## Task goal
Skip any picture you find and retype all the remaining lines exactly.

## Supplied data

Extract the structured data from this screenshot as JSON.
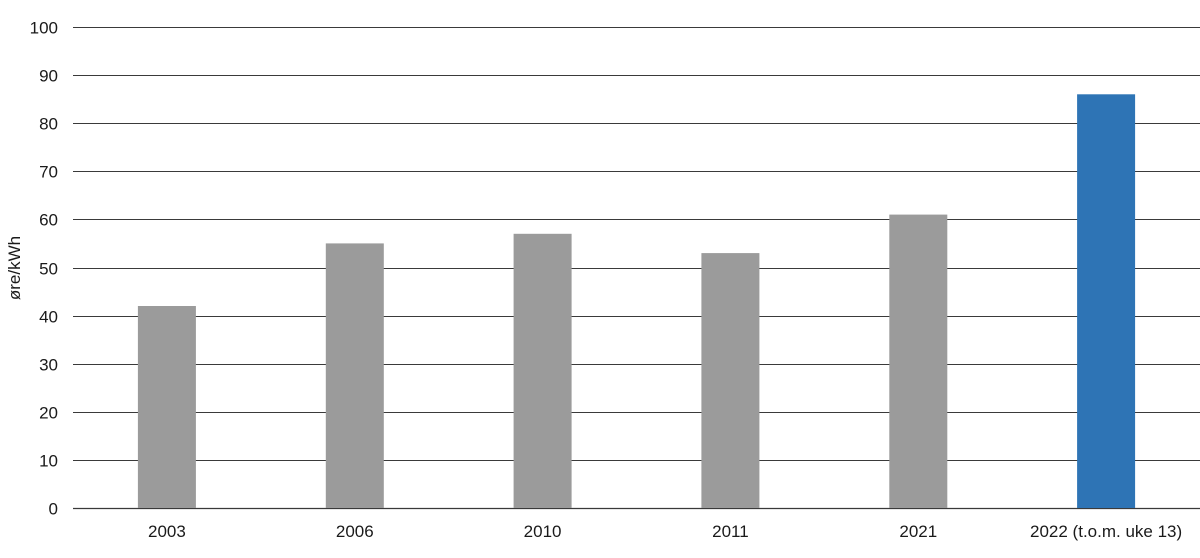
{
  "chart_data": {
    "type": "bar",
    "title": "",
    "xlabel": "",
    "ylabel": "øre/kWh",
    "ylim": [
      0,
      100
    ],
    "yticks": [
      0,
      10,
      20,
      30,
      40,
      50,
      60,
      70,
      80,
      90,
      100
    ],
    "categories": [
      "2003",
      "2006",
      "2010",
      "2011",
      "2021",
      "2022 (t.o.m. uke 13)"
    ],
    "values": [
      42,
      55,
      57,
      53,
      61,
      86
    ],
    "bar_colors": [
      "#9b9b9b",
      "#9b9b9b",
      "#9b9b9b",
      "#9b9b9b",
      "#9b9b9b",
      "#2e74b5"
    ],
    "grid": true,
    "legend": "none"
  }
}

## Exercise response
Extract the structured data from this screenshot as JSON.
{
  "chart_data": {
    "type": "bar",
    "title": "",
    "xlabel": "",
    "ylabel": "øre/kWh",
    "ylim": [
      0,
      100
    ],
    "yticks": [
      0,
      10,
      20,
      30,
      40,
      50,
      60,
      70,
      80,
      90,
      100
    ],
    "categories": [
      "2003",
      "2006",
      "2010",
      "2011",
      "2021",
      "2022 (t.o.m. uke 13)"
    ],
    "values": [
      42,
      55,
      57,
      53,
      61,
      86
    ],
    "bar_colors": [
      "#9b9b9b",
      "#9b9b9b",
      "#9b9b9b",
      "#9b9b9b",
      "#9b9b9b",
      "#2e74b5"
    ],
    "grid": true,
    "legend": "none"
  }
}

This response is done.